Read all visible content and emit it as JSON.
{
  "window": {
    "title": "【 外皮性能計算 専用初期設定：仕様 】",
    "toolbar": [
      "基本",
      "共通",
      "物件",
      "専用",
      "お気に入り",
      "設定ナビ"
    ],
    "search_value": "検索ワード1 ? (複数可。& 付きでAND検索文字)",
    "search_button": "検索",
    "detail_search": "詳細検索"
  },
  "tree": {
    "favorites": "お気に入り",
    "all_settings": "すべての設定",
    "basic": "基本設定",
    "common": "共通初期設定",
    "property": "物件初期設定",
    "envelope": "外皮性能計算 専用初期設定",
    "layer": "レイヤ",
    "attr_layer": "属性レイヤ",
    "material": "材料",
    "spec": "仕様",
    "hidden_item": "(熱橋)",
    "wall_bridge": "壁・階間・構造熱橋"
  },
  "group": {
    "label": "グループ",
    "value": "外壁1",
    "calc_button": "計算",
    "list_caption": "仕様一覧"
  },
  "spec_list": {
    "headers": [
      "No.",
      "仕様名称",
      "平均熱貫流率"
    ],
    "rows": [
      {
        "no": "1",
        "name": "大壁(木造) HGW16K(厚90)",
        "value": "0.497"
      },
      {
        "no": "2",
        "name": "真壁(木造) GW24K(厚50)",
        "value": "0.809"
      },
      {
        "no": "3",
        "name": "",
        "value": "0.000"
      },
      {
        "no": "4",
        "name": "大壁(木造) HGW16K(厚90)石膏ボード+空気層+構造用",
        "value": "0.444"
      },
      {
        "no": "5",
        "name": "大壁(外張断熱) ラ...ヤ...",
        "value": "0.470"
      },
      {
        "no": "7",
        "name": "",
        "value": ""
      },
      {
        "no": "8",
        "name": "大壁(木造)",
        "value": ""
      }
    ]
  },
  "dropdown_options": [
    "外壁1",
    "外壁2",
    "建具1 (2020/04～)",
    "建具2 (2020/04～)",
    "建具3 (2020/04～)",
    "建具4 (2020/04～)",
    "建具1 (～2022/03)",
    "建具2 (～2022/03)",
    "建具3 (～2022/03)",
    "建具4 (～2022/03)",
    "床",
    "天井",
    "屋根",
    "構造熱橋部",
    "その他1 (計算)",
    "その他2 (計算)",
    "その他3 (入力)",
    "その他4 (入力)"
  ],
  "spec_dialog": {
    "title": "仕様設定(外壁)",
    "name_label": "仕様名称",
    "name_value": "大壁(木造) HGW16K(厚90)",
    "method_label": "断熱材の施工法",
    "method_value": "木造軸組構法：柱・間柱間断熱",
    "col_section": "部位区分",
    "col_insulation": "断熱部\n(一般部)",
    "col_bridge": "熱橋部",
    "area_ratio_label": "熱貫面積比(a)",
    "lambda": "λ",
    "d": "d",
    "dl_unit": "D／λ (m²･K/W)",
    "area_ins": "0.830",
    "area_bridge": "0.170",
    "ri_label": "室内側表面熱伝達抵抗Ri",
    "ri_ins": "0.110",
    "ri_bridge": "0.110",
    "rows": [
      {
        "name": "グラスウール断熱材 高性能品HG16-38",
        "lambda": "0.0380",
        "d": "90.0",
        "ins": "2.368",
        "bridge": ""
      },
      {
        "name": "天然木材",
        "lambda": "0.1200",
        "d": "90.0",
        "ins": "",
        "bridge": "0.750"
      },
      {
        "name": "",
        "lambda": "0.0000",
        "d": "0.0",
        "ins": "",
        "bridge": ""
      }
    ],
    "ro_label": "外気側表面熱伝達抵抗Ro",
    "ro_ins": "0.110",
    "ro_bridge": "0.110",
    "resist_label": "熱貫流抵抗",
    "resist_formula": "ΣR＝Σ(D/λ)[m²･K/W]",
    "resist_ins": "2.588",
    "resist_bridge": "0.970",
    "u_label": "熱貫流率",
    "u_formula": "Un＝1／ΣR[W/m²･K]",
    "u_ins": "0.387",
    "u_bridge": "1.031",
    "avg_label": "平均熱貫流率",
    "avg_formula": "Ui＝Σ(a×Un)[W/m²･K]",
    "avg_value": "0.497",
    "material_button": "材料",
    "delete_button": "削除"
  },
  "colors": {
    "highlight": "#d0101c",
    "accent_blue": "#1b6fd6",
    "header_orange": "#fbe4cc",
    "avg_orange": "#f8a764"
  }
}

* * *

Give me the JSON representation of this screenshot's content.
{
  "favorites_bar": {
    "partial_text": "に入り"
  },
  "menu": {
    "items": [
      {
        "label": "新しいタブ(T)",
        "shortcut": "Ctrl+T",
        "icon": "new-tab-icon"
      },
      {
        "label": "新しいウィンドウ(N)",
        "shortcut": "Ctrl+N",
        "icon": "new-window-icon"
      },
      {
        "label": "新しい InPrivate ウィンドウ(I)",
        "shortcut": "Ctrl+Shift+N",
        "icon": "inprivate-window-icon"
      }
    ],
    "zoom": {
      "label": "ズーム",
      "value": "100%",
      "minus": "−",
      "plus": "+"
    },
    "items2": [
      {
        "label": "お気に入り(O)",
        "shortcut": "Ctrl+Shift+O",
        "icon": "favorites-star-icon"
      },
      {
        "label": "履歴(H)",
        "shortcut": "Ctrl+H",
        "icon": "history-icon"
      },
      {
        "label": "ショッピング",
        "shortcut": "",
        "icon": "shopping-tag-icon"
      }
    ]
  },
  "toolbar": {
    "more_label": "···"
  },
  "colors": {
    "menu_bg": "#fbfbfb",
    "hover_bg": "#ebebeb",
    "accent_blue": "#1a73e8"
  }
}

WHAT IS REQUIRED — From the data above, work out how many lines hold "lambda". Answer with the number alone.

RESULT OF THE EXERCISE — 4